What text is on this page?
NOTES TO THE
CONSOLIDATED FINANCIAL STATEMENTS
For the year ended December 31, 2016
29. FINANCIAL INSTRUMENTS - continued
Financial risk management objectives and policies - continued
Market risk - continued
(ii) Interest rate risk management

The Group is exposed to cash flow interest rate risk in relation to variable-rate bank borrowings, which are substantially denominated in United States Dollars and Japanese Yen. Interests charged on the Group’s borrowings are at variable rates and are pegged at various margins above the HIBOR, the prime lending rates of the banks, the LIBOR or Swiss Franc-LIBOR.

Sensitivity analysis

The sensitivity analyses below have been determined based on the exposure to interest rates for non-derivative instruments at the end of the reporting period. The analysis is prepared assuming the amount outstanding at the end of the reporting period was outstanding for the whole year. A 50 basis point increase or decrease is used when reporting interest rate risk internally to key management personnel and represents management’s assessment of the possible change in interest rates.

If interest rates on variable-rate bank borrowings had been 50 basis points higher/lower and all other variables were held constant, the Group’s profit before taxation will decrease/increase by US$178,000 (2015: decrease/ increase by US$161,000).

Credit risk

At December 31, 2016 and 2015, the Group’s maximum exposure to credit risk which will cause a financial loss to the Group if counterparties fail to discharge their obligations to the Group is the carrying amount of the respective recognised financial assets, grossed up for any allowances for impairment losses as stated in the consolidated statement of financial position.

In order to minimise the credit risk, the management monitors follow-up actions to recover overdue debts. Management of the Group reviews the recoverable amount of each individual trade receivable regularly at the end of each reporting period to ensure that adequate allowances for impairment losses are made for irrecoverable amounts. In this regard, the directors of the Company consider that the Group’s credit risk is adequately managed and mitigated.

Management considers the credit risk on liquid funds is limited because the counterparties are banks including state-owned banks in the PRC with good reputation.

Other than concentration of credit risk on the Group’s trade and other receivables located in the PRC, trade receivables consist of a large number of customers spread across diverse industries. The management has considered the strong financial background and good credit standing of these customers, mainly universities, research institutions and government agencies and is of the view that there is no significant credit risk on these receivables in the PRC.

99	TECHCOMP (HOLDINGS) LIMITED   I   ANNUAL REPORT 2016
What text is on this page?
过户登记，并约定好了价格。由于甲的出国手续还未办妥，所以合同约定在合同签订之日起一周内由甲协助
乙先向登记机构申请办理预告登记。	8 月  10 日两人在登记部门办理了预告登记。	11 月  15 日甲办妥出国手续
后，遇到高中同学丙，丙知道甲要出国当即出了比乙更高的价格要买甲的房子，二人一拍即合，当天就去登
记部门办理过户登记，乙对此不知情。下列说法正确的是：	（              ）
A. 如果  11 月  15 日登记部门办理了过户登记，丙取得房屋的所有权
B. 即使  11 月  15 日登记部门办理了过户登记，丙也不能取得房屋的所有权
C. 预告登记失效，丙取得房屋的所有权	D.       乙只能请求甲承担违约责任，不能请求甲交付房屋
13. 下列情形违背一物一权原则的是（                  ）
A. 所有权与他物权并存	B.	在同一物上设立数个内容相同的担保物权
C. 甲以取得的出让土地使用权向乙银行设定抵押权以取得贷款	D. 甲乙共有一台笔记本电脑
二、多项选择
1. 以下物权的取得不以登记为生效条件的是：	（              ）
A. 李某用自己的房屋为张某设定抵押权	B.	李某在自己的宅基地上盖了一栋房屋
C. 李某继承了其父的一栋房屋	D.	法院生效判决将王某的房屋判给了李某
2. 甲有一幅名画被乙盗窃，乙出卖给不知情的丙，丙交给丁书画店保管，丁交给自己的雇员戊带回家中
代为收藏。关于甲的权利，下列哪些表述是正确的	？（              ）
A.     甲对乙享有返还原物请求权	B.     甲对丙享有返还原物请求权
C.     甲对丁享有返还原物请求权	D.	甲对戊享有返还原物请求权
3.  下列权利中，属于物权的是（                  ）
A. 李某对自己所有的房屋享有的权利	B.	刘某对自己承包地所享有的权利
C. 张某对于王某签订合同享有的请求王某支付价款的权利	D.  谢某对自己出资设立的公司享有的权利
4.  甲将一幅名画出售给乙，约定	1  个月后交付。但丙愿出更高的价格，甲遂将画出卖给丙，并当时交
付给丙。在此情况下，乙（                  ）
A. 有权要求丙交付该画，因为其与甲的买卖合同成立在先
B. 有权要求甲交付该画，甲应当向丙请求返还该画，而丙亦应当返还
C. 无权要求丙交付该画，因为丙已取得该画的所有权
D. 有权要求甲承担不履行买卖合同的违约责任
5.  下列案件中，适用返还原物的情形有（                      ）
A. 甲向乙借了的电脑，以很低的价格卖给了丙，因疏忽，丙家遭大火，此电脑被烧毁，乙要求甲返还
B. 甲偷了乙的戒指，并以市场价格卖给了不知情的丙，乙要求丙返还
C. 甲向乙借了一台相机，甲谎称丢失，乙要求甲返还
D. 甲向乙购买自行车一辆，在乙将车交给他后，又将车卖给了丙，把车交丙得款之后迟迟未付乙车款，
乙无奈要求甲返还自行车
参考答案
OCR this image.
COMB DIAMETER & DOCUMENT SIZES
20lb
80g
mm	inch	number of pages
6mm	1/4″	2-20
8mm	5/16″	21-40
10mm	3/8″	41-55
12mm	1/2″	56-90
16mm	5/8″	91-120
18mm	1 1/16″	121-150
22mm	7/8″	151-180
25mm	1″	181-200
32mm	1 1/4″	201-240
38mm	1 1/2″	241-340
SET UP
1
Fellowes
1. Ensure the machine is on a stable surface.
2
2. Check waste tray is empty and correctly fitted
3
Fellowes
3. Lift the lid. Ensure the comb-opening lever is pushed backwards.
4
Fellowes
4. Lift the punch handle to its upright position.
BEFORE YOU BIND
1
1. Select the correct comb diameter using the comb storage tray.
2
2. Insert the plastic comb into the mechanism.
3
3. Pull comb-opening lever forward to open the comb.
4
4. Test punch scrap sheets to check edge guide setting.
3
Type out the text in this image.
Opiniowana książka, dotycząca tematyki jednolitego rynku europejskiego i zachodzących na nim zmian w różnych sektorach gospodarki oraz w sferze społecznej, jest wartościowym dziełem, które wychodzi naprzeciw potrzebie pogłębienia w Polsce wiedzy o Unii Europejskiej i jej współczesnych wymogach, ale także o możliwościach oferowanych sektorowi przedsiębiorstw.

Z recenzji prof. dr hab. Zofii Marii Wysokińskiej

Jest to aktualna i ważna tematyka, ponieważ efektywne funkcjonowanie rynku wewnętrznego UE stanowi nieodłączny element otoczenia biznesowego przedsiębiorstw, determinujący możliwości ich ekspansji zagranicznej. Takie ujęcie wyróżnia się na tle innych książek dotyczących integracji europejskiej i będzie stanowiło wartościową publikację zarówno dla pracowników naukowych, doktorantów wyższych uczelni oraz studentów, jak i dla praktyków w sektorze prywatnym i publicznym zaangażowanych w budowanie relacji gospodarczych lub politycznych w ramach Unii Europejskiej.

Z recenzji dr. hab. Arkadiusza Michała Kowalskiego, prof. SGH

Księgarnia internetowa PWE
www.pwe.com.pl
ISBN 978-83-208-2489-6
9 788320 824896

○ ○ ○ ○ ○ ○ ○

Given instruction:
Every line from the one holding "OCR this image." through the final line of the listing must be echoed exactly; leave out all other lines.

Task output:
OCR this image.
COMB DIAMETER & DOCUMENT SIZES
20lb
80g
mm	inch	number of pages
6mm	1/4″	2-20
8mm	5/16″	21-40
10mm	3/8″	41-55
12mm	1/2″	56-90
16mm	5/8″	91-120
18mm	1 1/16″	121-150
22mm	7/8″	151-180
25mm	1″	181-200
32mm	1 1/4″	201-240
38mm	1 1/2″	241-340
SET UP
1
Fellowes
1. Ensure the machine is on a stable surface.
2
2. Check waste tray is empty and correctly fitted
3
Fellowes
3. Lift the lid. Ensure the comb-opening lever is pushed backwards.
4
Fellowes
4. Lift the punch handle to its upright position.
BEFORE YOU BIND
1
1. Select the correct comb diameter using the comb storage tray.
2
2. Insert the plastic comb into the mechanism.
3
3. Pull comb-opening lever forward to open the comb.
4
4. Test punch scrap sheets to check edge guide setting.
3
Type out the text in this image.
Opiniowana książka, dotycząca tematyki jednolitego rynku europejskiego i zachodzących na nim zmian w różnych sektorach gospodarki oraz w sferze społecznej, jest wartościowym dziełem, które wychodzi naprzeciw potrzebie pogłębienia w Polsce wiedzy o Unii Europejskiej i jej współczesnych wymogach, ale także o możliwościach oferowanych sektorowi przedsiębiorstw.

Z recenzji prof. dr hab. Zofii Marii Wysokińskiej

Jest to aktualna i ważna tematyka, ponieważ efektywne funkcjonowanie rynku wewnętrznego UE stanowi nieodłączny element otoczenia biznesowego przedsiębiorstw, determinujący możliwości ich ekspansji zagranicznej. Takie ujęcie wyróżnia się na tle innych książek dotyczących integracji europejskiej i będzie stanowiło wartościową publikację zarówno dla pracowników naukowych, doktorantów wyższych uczelni oraz studentów, jak i dla praktyków w sektorze prywatnym i publicznym zaangażowanych w budowanie relacji gospodarczych lub politycznych w ramach Unii Europejskiej.

Z recenzji dr. hab. Arkadiusza Michała Kowalskiego, prof. SGH

Księgarnia internetowa PWE
www.pwe.com.pl
ISBN 978-83-208-2489-6
9 788320 824896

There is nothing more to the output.